# STORED RECORDS
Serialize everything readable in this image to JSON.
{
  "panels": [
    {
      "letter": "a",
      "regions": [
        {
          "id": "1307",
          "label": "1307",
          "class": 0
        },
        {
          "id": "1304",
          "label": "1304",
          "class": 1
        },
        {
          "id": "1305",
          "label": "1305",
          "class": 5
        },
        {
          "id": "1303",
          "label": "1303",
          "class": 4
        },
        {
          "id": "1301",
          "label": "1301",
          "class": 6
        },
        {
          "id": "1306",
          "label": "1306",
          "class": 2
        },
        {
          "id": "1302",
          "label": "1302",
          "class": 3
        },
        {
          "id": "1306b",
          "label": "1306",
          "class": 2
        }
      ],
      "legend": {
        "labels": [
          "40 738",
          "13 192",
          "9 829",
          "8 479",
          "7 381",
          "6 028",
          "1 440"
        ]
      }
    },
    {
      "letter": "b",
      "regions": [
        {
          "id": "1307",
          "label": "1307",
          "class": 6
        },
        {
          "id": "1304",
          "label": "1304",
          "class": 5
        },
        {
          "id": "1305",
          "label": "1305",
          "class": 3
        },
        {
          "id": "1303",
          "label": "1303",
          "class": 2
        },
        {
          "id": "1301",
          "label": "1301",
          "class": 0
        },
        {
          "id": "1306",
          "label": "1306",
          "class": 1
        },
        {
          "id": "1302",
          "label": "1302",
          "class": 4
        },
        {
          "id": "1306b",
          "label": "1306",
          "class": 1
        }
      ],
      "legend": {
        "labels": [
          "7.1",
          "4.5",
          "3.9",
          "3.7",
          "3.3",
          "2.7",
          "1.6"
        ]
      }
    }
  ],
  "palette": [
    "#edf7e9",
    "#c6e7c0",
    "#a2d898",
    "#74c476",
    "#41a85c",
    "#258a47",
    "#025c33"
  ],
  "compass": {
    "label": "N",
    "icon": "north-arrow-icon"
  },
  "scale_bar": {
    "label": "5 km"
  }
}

# STATED PROBLEM
Each line of the listing should be echoed back exactly.

# ANSWER TO THE PROBLEM
Serialize everything readable in this image to JSON.
{
  "panels": [
    {
      "letter": "a",
      "regions": [
        {
          "id": "1307",
          "label": "1307",
          "class": 0
        },
        {
          "id": "1304",
          "label": "1304",
          "class": 1
        },
        {
          "id": "1305",
          "label": "1305",
          "class": 5
        },
        {
          "id": "1303",
          "label": "1303",
          "class": 4
        },
        {
          "id": "1301",
          "label": "1301",
          "class": 6
        },
        {
          "id": "1306",
          "label": "1306",
          "class": 2
        },
        {
          "id": "1302",
          "label": "1302",
          "class": 3
        },
        {
          "id": "1306b",
          "label": "1306",
          "class": 2
        }
      ],
      "legend": {
        "labels": [
          "40 738",
          "13 192",
          "9 829",
          "8 479",
          "7 381",
          "6 028",
          "1 440"
        ]
      }
    },
    {
      "letter": "b",
      "regions": [
        {
          "id": "1307",
          "label": "1307",
          "class": 6
        },
        {
          "id": "1304",
          "label": "1304",
          "class": 5
        },
        {
          "id": "1305",
          "label": "1305",
          "class": 3
        },
        {
          "id": "1303",
          "label": "1303",
          "class": 2
        },
        {
          "id": "1301",
          "label": "1301",
          "class": 0
        },
        {
          "id": "1306",
          "label": "1306",
          "class": 1
        },
        {
          "id": "1302",
          "label": "1302",
          "class": 4
        },
        {
          "id": "1306b",
          "label": "1306",
          "class": 1
        }
      ],
      "legend": {
        "labels": [
          "7.1",
          "4.5",
          "3.9",
          "3.7",
          "3.3",
          "2.7",
          "1.6"
        ]
      }
    }
  ],
  "palette": [
    "#edf7e9",
    "#c6e7c0",
    "#a2d898",
    "#74c476",
    "#41a85c",
    "#258a47",
    "#025c33"
  ],
  "compass": {
    "label": "N",
    "icon": "north-arrow-icon"
  },
  "scale_bar": {
    "label": "5 km"
  }
}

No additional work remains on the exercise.